-- TASK INSTRUCTIONS --
Copy the lines below word for word, starting at the first one and stopping after the line that contains "badge-link[interactable]: Distintivo ›".

-- INFORMATION SUPPLIED --
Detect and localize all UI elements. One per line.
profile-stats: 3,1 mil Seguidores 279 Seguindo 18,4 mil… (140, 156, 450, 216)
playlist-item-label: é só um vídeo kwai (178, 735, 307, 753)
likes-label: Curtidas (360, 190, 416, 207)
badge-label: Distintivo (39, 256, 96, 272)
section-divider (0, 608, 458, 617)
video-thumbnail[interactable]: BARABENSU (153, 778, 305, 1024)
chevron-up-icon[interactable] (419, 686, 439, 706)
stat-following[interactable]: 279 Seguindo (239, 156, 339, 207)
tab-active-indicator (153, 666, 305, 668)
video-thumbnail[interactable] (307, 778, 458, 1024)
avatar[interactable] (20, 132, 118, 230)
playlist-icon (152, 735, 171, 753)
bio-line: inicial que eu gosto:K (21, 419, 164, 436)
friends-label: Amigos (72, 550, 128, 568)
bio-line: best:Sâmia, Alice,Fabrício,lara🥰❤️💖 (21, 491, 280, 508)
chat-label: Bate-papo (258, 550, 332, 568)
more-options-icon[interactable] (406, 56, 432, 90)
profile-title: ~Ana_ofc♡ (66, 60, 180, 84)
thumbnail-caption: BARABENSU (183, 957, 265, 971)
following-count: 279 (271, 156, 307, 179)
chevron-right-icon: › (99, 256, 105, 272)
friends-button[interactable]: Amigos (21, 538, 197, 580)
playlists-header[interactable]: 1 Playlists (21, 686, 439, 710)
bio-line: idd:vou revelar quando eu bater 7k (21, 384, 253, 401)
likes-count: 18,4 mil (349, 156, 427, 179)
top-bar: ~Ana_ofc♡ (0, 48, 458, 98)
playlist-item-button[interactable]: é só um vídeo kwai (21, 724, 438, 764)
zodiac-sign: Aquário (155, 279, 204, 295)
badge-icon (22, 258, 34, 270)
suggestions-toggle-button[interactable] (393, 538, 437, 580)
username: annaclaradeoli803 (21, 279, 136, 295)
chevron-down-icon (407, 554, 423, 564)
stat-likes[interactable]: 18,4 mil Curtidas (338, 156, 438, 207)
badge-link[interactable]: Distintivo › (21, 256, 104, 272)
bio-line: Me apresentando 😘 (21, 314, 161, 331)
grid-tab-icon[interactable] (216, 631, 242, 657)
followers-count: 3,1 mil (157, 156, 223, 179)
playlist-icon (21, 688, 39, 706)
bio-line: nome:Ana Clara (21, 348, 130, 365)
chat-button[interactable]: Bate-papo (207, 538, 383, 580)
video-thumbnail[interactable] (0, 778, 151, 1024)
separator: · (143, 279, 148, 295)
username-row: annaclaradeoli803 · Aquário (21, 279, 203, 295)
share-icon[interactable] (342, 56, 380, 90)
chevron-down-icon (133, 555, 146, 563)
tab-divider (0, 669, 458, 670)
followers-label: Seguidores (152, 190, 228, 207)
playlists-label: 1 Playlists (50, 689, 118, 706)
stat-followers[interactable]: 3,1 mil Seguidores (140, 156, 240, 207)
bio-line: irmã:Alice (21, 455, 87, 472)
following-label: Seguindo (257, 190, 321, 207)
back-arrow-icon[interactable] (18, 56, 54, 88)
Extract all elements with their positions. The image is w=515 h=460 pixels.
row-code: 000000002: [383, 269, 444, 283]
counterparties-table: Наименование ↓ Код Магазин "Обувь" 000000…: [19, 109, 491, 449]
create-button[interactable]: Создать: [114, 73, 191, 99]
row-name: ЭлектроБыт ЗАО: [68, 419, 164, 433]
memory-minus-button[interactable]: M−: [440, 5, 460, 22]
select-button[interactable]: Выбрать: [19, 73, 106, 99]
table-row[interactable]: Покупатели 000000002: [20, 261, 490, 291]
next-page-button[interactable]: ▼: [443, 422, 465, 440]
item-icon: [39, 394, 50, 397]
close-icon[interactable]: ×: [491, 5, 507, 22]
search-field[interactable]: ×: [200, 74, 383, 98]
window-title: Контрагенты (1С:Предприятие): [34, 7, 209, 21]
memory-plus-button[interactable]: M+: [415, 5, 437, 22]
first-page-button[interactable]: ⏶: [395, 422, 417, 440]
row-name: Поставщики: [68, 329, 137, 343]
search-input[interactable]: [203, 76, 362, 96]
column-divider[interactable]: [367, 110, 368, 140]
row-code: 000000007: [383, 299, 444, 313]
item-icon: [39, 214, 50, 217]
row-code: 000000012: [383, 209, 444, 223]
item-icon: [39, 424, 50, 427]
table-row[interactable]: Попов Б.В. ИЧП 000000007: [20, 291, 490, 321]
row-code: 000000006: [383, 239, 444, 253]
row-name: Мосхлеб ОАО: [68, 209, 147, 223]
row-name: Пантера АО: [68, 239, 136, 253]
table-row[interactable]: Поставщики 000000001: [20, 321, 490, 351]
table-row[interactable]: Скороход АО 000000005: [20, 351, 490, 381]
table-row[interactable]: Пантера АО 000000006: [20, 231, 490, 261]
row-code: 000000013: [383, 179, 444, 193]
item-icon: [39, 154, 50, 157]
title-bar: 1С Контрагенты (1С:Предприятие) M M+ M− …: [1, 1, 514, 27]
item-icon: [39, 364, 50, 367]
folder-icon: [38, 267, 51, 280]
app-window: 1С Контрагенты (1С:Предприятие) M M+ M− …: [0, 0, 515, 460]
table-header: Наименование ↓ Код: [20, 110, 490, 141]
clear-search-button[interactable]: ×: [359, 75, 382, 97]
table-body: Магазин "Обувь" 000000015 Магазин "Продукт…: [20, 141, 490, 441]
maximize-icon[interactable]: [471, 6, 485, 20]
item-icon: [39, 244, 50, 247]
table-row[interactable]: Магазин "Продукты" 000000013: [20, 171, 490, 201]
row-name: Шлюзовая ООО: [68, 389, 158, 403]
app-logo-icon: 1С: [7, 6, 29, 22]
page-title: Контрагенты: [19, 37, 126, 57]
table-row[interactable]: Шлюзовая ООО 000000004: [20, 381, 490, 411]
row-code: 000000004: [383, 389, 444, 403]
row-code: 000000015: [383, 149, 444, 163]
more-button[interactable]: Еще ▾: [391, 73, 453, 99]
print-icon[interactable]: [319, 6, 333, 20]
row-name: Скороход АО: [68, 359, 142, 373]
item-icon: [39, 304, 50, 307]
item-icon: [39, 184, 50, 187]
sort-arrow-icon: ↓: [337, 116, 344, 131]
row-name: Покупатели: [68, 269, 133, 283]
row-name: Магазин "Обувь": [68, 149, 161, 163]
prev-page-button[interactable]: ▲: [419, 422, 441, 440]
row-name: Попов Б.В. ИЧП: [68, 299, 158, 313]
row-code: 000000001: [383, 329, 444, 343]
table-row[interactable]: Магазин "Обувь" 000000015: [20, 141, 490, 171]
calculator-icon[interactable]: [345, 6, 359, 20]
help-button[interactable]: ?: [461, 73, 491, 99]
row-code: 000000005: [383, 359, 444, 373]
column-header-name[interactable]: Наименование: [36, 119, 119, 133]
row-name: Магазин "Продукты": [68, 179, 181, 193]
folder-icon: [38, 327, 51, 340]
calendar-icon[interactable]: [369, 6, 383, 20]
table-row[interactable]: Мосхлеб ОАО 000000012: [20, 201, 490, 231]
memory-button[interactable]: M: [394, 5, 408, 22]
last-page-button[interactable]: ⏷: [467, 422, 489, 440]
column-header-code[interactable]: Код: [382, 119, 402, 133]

-- RESPONSE --
Detect and localize all UI elements. One per line.
profile-stats: 3,1 mil Seguidores 279 Seguindo 18,4 mil… (140, 156, 450, 216)
playlist-item-label: é só um vídeo kwai (178, 735, 307, 753)
likes-label: Curtidas (360, 190, 416, 207)
badge-label: Distintivo (39, 256, 96, 272)
section-divider (0, 608, 458, 617)
video-thumbnail[interactable]: BARABENSU (153, 778, 305, 1024)
chevron-up-icon[interactable] (419, 686, 439, 706)
stat-following[interactable]: 279 Seguindo (239, 156, 339, 207)
tab-active-indicator (153, 666, 305, 668)
video-thumbnail[interactable] (307, 778, 458, 1024)
avatar[interactable] (20, 132, 118, 230)
playlist-icon (152, 735, 171, 753)
bio-line: inicial que eu gosto:K (21, 419, 164, 436)
friends-label: Amigos (72, 550, 128, 568)
bio-line: best:Sâmia, Alice,Fabrício,lara🥰❤️💖 (21, 491, 280, 508)
chat-label: Bate-papo (258, 550, 332, 568)
more-options-icon[interactable] (406, 56, 432, 90)
profile-title: ~Ana_ofc♡ (66, 60, 180, 84)
thumbnail-caption: BARABENSU (183, 957, 265, 971)
following-count: 279 (271, 156, 307, 179)
chevron-right-icon: › (99, 256, 105, 272)
friends-button[interactable]: Amigos (21, 538, 197, 580)
playlists-header[interactable]: 1 Playlists (21, 686, 439, 710)
bio-line: idd:vou revelar quando eu bater 7k (21, 384, 253, 401)
likes-count: 18,4 mil (349, 156, 427, 179)
top-bar: ~Ana_ofc♡ (0, 48, 458, 98)
playlist-item-button[interactable]: é só um vídeo kwai (21, 724, 438, 764)
zodiac-sign: Aquário (155, 279, 204, 295)
badge-icon (22, 258, 34, 270)
suggestions-toggle-button[interactable] (393, 538, 437, 580)
username: annaclaradeoli803 (21, 279, 136, 295)
chevron-down-icon (407, 554, 423, 564)
stat-likes[interactable]: 18,4 mil Curtidas (338, 156, 438, 207)
badge-link[interactable]: Distintivo › (21, 256, 104, 272)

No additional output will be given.